▸ **TASK DIRECTIONS**
In the records below, find each line with the word "Enter" and copy it.
※
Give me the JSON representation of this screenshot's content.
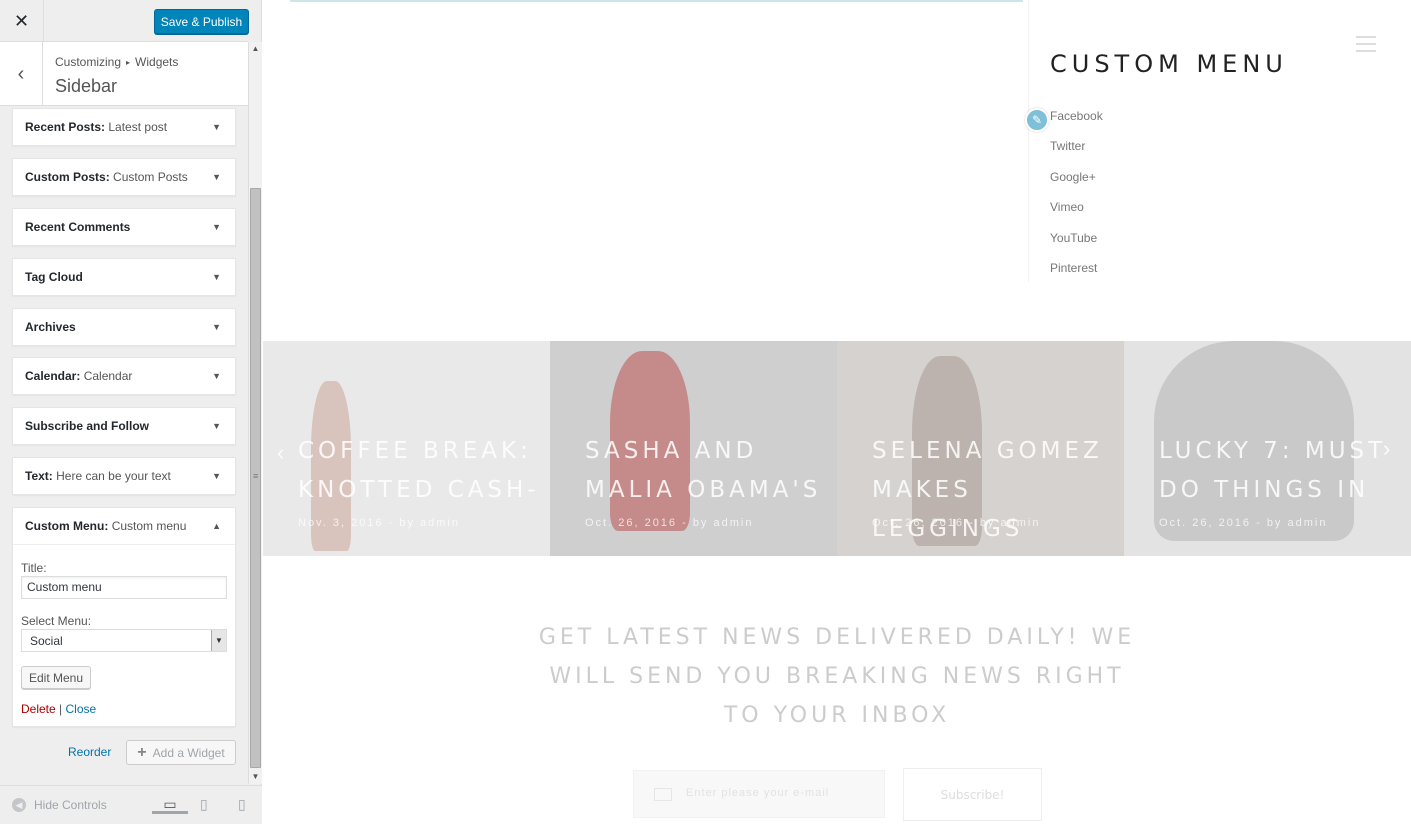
{
  "topbar": {
    "close_glyph": "✕",
    "publish_label": "Save & Publish"
  },
  "section": {
    "back_glyph": "‹",
    "breadcrumb_root": "Customizing",
    "breadcrumb_sep": "▸",
    "breadcrumb_leaf": "Widgets",
    "title": "Sidebar"
  },
  "widgets": [
    {
      "name": "Recent Posts",
      "sub": "Latest post"
    },
    {
      "name": "Custom Posts",
      "sub": "Custom Posts"
    },
    {
      "name": "Recent Comments",
      "sub": ""
    },
    {
      "name": "Tag Cloud",
      "sub": ""
    },
    {
      "name": "Archives",
      "sub": ""
    },
    {
      "name": "Calendar",
      "sub": "Calendar"
    },
    {
      "name": "Subscribe and Follow",
      "sub": ""
    },
    {
      "name": "Text",
      "sub": "Here can be your text"
    }
  ],
  "open_widget": {
    "name": "Custom Menu",
    "sub": "Custom menu",
    "title_label": "Title:",
    "title_value": "Custom menu",
    "menu_label": "Select Menu:",
    "menu_value": "Social",
    "edit_menu_label": "Edit Menu",
    "delete_label": "Delete",
    "pipe": "|",
    "close_label": "Close"
  },
  "toggle_closed": "▼",
  "toggle_open": "▲",
  "reorder_label": "Reorder",
  "add_widget_label": "Add a Widget",
  "footer": {
    "hide_controls": "Hide Controls"
  },
  "preview": {
    "menu_title": "CUSTOM MENU",
    "social_links": [
      "Facebook",
      "Twitter",
      "Google+",
      "Vimeo",
      "YouTube",
      "Pinterest"
    ],
    "slides": [
      {
        "title": "COFFEE BREAK:\nKNOTTED CASH-",
        "meta": "Nov. 3, 2016  -  by admin",
        "bg": "#e9e9e9",
        "figure": "#d9c4bd"
      },
      {
        "title": "SASHA AND\nMALIA OBAMA'S",
        "meta": "Oct. 26, 2016  -  by admin",
        "bg": "#cfcfcf",
        "figure": "#c58a8a"
      },
      {
        "title": "SELENA GOMEZ\nMAKES LEGGINGS",
        "meta": "Oct. 26, 2016  -  by admin",
        "bg": "#d6d2cf",
        "figure": "#bdb3ae"
      },
      {
        "title": "LUCKY 7: MUST\nDO THINGS IN",
        "meta": "Oct. 26, 2016  -  by admin",
        "bg": "#e3e3e3",
        "figure": "#c9c9c9"
      }
    ],
    "newsletter": "GET LATEST NEWS DELIVERED DAILY! WE WILL SEND YOU BREAKING NEWS RIGHT TO YOUR INBOX",
    "email_placeholder": "Enter please your e-mail",
    "subscribe_label": "Subscribe!"
  },
  "colors": {
    "primary": "#0085ba",
    "link": "#0073aa",
    "delete": "#aa0000"
  }
}
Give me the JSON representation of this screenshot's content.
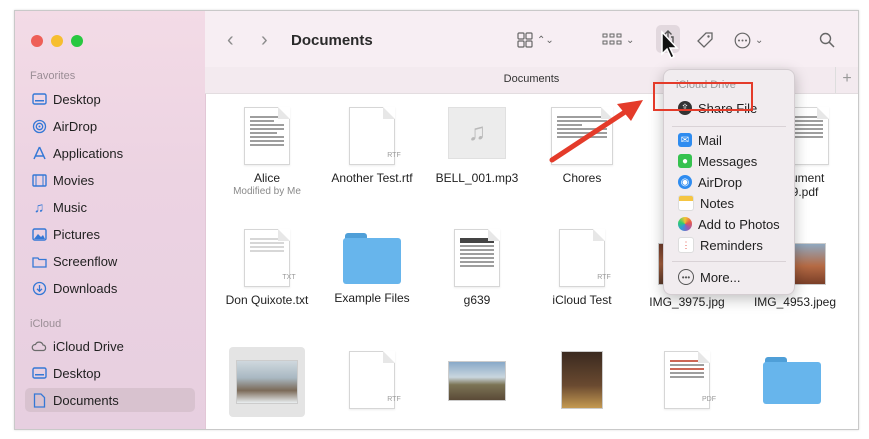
{
  "window": {
    "title": "Documents",
    "path_label": "Documents",
    "new_tab": "+"
  },
  "sidebar": {
    "favorites_label": "Favorites",
    "favorites": [
      {
        "label": "Desktop",
        "icon": "desktop-icon"
      },
      {
        "label": "AirDrop",
        "icon": "airdrop-icon"
      },
      {
        "label": "Applications",
        "icon": "applications-icon"
      },
      {
        "label": "Movies",
        "icon": "movies-icon"
      },
      {
        "label": "Music",
        "icon": "music-icon"
      },
      {
        "label": "Pictures",
        "icon": "pictures-icon"
      },
      {
        "label": "Screenflow",
        "icon": "folder-icon"
      },
      {
        "label": "Downloads",
        "icon": "downloads-icon"
      }
    ],
    "icloud_label": "iCloud",
    "icloud": [
      {
        "label": "iCloud Drive",
        "icon": "cloud-icon"
      },
      {
        "label": "Desktop",
        "icon": "desktop-icon"
      },
      {
        "label": "Documents",
        "icon": "document-icon",
        "selected": true
      }
    ]
  },
  "files": {
    "row1": [
      {
        "name": "Alice",
        "sub": "Modified by Me",
        "kind": "document-scan"
      },
      {
        "name": "Another Test.rtf",
        "kind": "rtf",
        "ext": "RTF"
      },
      {
        "name": "BELL_001.mp3",
        "kind": "audio"
      },
      {
        "name": "Chores",
        "kind": "spreadsheet"
      },
      {
        "name": "Document…39.pdf",
        "kind": "pdf"
      }
    ],
    "row1_partial_name_line1": "cument",
    "row1_partial_name_line2": "39.pdf",
    "row2": [
      {
        "name": "Don Quixote.txt",
        "kind": "txt",
        "ext": "TXT"
      },
      {
        "name": "Example Files",
        "kind": "folder"
      },
      {
        "name": "g639",
        "kind": "document-scan"
      },
      {
        "name": "iCloud Test",
        "kind": "rtf",
        "ext": "RTF"
      },
      {
        "name": "IMG_3975.jpg",
        "kind": "photo"
      },
      {
        "name": "IMG_4953.jpeg",
        "kind": "photo"
      }
    ],
    "row3_ext": [
      "RTF",
      "PDF"
    ]
  },
  "share_menu": {
    "header": "iCloud Drive",
    "share_file": "Share File",
    "items": [
      {
        "label": "Mail",
        "icon": "mail-icon",
        "color": "#2f8cf0"
      },
      {
        "label": "Messages",
        "icon": "messages-icon",
        "color": "#36c24f"
      },
      {
        "label": "AirDrop",
        "icon": "airdrop-icon",
        "color": "#2f8cf0"
      },
      {
        "label": "Notes",
        "icon": "notes-icon",
        "color": "#f5c542"
      },
      {
        "label": "Add to Photos",
        "icon": "photos-icon",
        "color": "#e6584c"
      },
      {
        "label": "Reminders",
        "icon": "reminders-icon",
        "color": "#ffffff"
      }
    ],
    "more": "More..."
  },
  "colors": {
    "accent": "#e43b2a",
    "sidebar": "#ecd3e2",
    "traffic_close": "#ee5f57",
    "traffic_min": "#f6be2f",
    "traffic_max": "#28c840"
  }
}
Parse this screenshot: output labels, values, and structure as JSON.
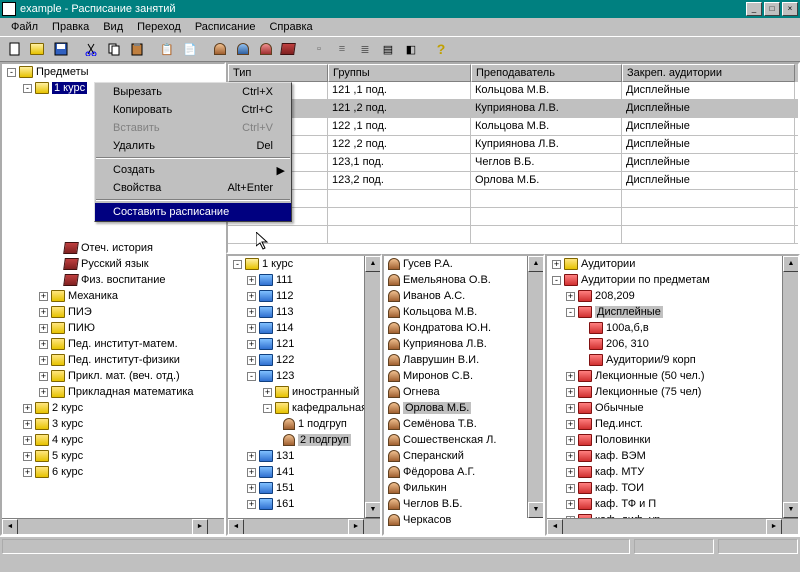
{
  "title": "example - Расписание занятий",
  "menus": [
    "Файл",
    "Правка",
    "Вид",
    "Переход",
    "Расписание",
    "Справка"
  ],
  "ctx": {
    "items": [
      {
        "label": "Вырезать",
        "sc": "Ctrl+X",
        "enabled": true
      },
      {
        "label": "Копировать",
        "sc": "Ctrl+C",
        "enabled": true
      },
      {
        "label": "Вставить",
        "sc": "Ctrl+V",
        "enabled": false
      },
      {
        "label": "Удалить",
        "sc": "Del",
        "enabled": true
      }
    ],
    "items2": [
      {
        "label": "Создать",
        "sub": true,
        "enabled": true
      },
      {
        "label": "Свойства",
        "sc": "Alt+Enter",
        "enabled": true
      }
    ],
    "highlight": "Составить расписание"
  },
  "left_tree": {
    "root": "Предметы",
    "kurs1": "1 курс",
    "books": [
      "Отеч. история",
      "Русский язык",
      "Физ. воспитание"
    ],
    "folders": [
      "Механика",
      "ПИЭ",
      "ПИЮ",
      "Пед. институт-матем.",
      "Пед. институт-физики",
      "Прикл. мат. (веч. отд.)",
      "Прикладная математика"
    ],
    "kurs": [
      "2 курс",
      "3 курс",
      "4 курс",
      "5 курс",
      "6 курс"
    ]
  },
  "grid": {
    "headers": [
      "Тип",
      "Группы",
      "Преподаватель",
      "Закреп. аудитории"
    ],
    "widths": [
      100,
      143,
      151,
      173
    ],
    "rows": [
      {
        "g": "121 ,1 под.",
        "t": "Кольцова М.В.",
        "a": "Дисплейные"
      },
      {
        "g": "121 ,2 под.",
        "t": "Куприянова Л.В.",
        "a": "Дисплейные",
        "sel": true
      },
      {
        "g": "122 ,1 под.",
        "t": "Кольцова М.В.",
        "a": "Дисплейные"
      },
      {
        "g": "122 ,2 под.",
        "t": "Куприянова Л.В.",
        "a": "Дисплейные"
      },
      {
        "g": "123,1 под.",
        "t": "Чеглов В.Б.",
        "a": "Дисплейные"
      },
      {
        "g": "123,2 под.",
        "t": "Орлова М.Б.",
        "a": "Дисплейные"
      }
    ]
  },
  "p1": {
    "root": "1 курс",
    "items": [
      "111",
      "112",
      "113",
      "114",
      "121",
      "122"
    ],
    "g123": "123",
    "sub123": [
      "иностранный",
      "кафедральная"
    ],
    "pod": [
      "1 подгруп",
      "2 подгруп"
    ],
    "more": [
      "131",
      "141",
      "151",
      "161"
    ]
  },
  "p2": [
    "Гусев Р.А.",
    "Емельянова О.В.",
    "Иванов А.С.",
    "Кольцова М.В.",
    "Кондратова Ю.Н.",
    "Куприянова Л.В.",
    "Лаврушин В.И.",
    "Миронов С.В.",
    "Огнева",
    "Орлова М.Б.",
    "Семёнова Т.В.",
    "Сошественская Л.",
    "Сперанский",
    "Фёдорова А.Г.",
    "Филькин",
    "Чеглов В.Б.",
    "Черкасов"
  ],
  "p2_sel": "Орлова М.Б.",
  "p3": {
    "root": "Аудитории",
    "sub": "Аудитории по предметам",
    "r1": "208,209",
    "disp": "Дисплейные",
    "disp_items": [
      "100а,б,в",
      "206, 310",
      "Аудитории/9 корп"
    ],
    "rest": [
      "Лекционные (50 чел.)",
      "Лекционные (75 чел)",
      "Обычные",
      "Пед.инст.",
      "Половинки",
      "каф. ВЭМ",
      "каф. МТУ",
      "каф. ТОИ",
      "каф. ТФ и П",
      "каф. диф. ур"
    ]
  }
}
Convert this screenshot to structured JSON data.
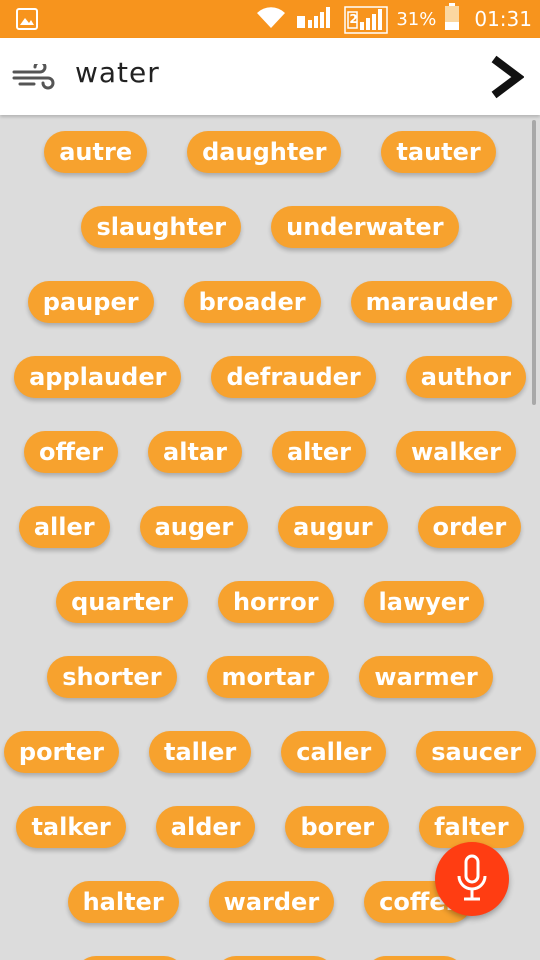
{
  "status_bar": {
    "battery_percent": "31%",
    "time": "01:31",
    "sim2_label": "2"
  },
  "search": {
    "query": "water"
  },
  "results": {
    "rows": [
      [
        "autre",
        "daughter",
        "tauter"
      ],
      [
        "slaughter",
        "underwater"
      ],
      [
        "pauper",
        "broader",
        "marauder"
      ],
      [
        "applauder",
        "defrauder",
        "author"
      ],
      [
        "offer",
        "altar",
        "alter",
        "walker"
      ],
      [
        "aller",
        "auger",
        "augur",
        "order"
      ],
      [
        "quarter",
        "horror",
        "lawyer"
      ],
      [
        "shorter",
        "mortar",
        "warmer"
      ],
      [
        "porter",
        "taller",
        "caller",
        "saucer"
      ],
      [
        "talker",
        "alder",
        "borer",
        "falter"
      ],
      [
        "halter",
        "warder",
        "coffer"
      ]
    ]
  },
  "colors": {
    "status_bar": "#f7941d",
    "pill": "#f7a22e",
    "background": "#dcdcdc",
    "mic_button": "#ff3d12"
  },
  "icons": {
    "menu": "wind-icon",
    "go": "chevron-right-icon",
    "mic": "microphone-icon"
  }
}
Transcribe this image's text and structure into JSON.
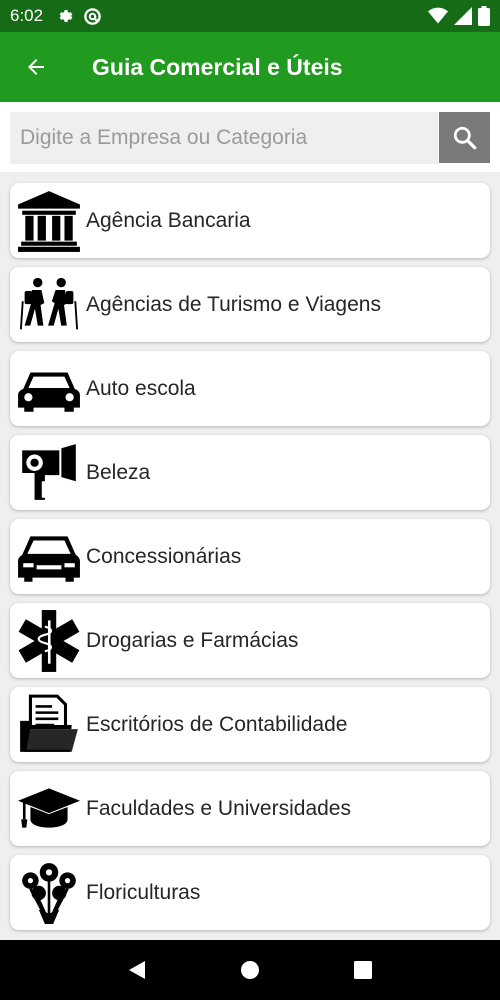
{
  "status_bar": {
    "time": "6:02",
    "left_icons": [
      "gear-icon",
      "at-sign-icon"
    ],
    "right_icons": [
      "wifi-icon",
      "signal-icon",
      "battery-icon"
    ]
  },
  "app_bar": {
    "back_icon": "arrow-left-icon",
    "title": "Guia Comercial e Úteis",
    "color": "#209a1f",
    "status_color": "#166b16"
  },
  "search": {
    "placeholder": "Digite a Empresa ou Categoria",
    "value": "",
    "button_icon": "search-icon"
  },
  "categories": [
    {
      "label": "Agência Bancaria",
      "icon": "bank-icon"
    },
    {
      "label": "Agências de Turismo e Viagens",
      "icon": "hikers-icon"
    },
    {
      "label": "Auto escola",
      "icon": "car-icon"
    },
    {
      "label": "Beleza",
      "icon": "hair-dryer-icon"
    },
    {
      "label": "Concessionárias",
      "icon": "car-front-icon"
    },
    {
      "label": "Drogarias e Farmácias",
      "icon": "star-of-life-icon"
    },
    {
      "label": "Escritórios de Contabilidade",
      "icon": "folder-documents-icon"
    },
    {
      "label": "Faculdades e Universidades",
      "icon": "graduation-cap-icon"
    },
    {
      "label": "Floriculturas",
      "icon": "flowers-icon"
    }
  ],
  "nav_bar": {
    "buttons": [
      "back-triangle-icon",
      "home-circle-icon",
      "recents-square-icon"
    ]
  }
}
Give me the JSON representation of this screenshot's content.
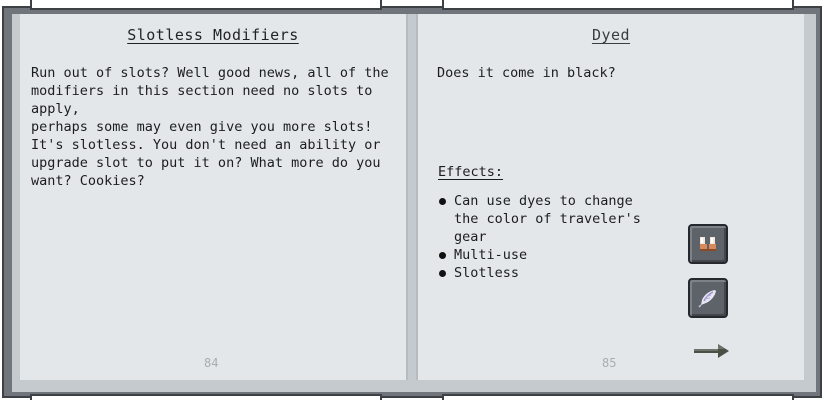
{
  "left_page": {
    "title": "Slotless Modifiers",
    "paragraph1": "Run out of slots? Well good news, all of the\nmodifiers in this section need no slots to apply,\nperhaps some may even give you more slots!",
    "paragraph2": "It's slotless. You don't need an ability or\nupgrade slot to put it on? What more do you\nwant? Cookies?",
    "page_number": "84"
  },
  "right_page": {
    "title": "Dyed",
    "intro": "Does it come in black?",
    "effects_title": "Effects:",
    "effects": [
      "Can use dyes to change the color of traveler's gear",
      "Multi-use",
      "Slotless"
    ],
    "page_number": "85",
    "items": [
      {
        "icon": "boots-icon"
      },
      {
        "icon": "feather-icon"
      }
    ],
    "next_icon": "arrow-right-icon"
  },
  "colors": {
    "frame": "#6f757b",
    "page": "#e4e7ea",
    "text": "#1b1d20",
    "page_number": "#a7adb2"
  }
}
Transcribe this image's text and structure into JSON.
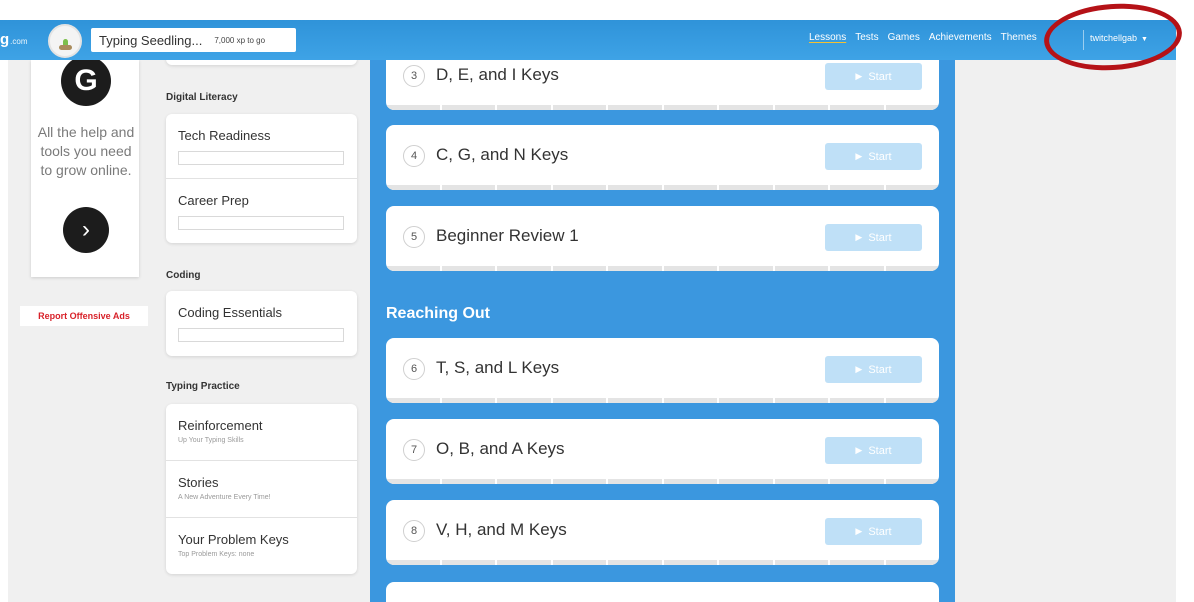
{
  "header": {
    "logo_partial": "g",
    "logo_suffix": ".com",
    "level_name": "Typing Seedling...",
    "xp_to_go": "7,000 xp to go",
    "nav": [
      "Lessons",
      "Tests",
      "Games",
      "Achievements",
      "Themes"
    ],
    "username": "twitchellgab",
    "caret": "▼"
  },
  "ad": {
    "logo_glyph": "G",
    "text": "All the help and tools you need to grow online.",
    "arrow_glyph": "›",
    "report_label": "Report Offensive Ads"
  },
  "sidebar": {
    "digital_literacy_heading": "Digital Literacy",
    "digital_literacy_items": [
      "Tech Readiness",
      "Career Prep"
    ],
    "coding_heading": "Coding",
    "coding_items": [
      "Coding Essentials"
    ],
    "typing_practice_heading": "Typing Practice",
    "typing_practice_items": [
      {
        "title": "Reinforcement",
        "subtitle": "Up Your Typing Skills"
      },
      {
        "title": "Stories",
        "subtitle": "A New Adventure Every Time!"
      },
      {
        "title": "Your Problem Keys",
        "subtitle": "Top Problem Keys: none"
      }
    ]
  },
  "lessons": {
    "start_label": "Start",
    "section_title": "Reaching Out",
    "items": [
      {
        "num": "3",
        "title": "D, E, and I Keys"
      },
      {
        "num": "4",
        "title": "C, G, and N Keys"
      },
      {
        "num": "5",
        "title": "Beginner Review 1"
      },
      {
        "num": "6",
        "title": "T, S, and L Keys"
      },
      {
        "num": "7",
        "title": "O, B, and A Keys"
      },
      {
        "num": "8",
        "title": "V, H, and M Keys"
      }
    ]
  },
  "colors": {
    "header_blue": "#3a9ee3",
    "main_blue": "#3b97df",
    "start_button": "#bfe0f7",
    "annotation_red": "#b51217",
    "report_red": "#d8222a"
  }
}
※
▸ **OUTPUT BELOW**
    "email_placeholder": "Enter please your e-mail",
        "sc": "Alt+Enter",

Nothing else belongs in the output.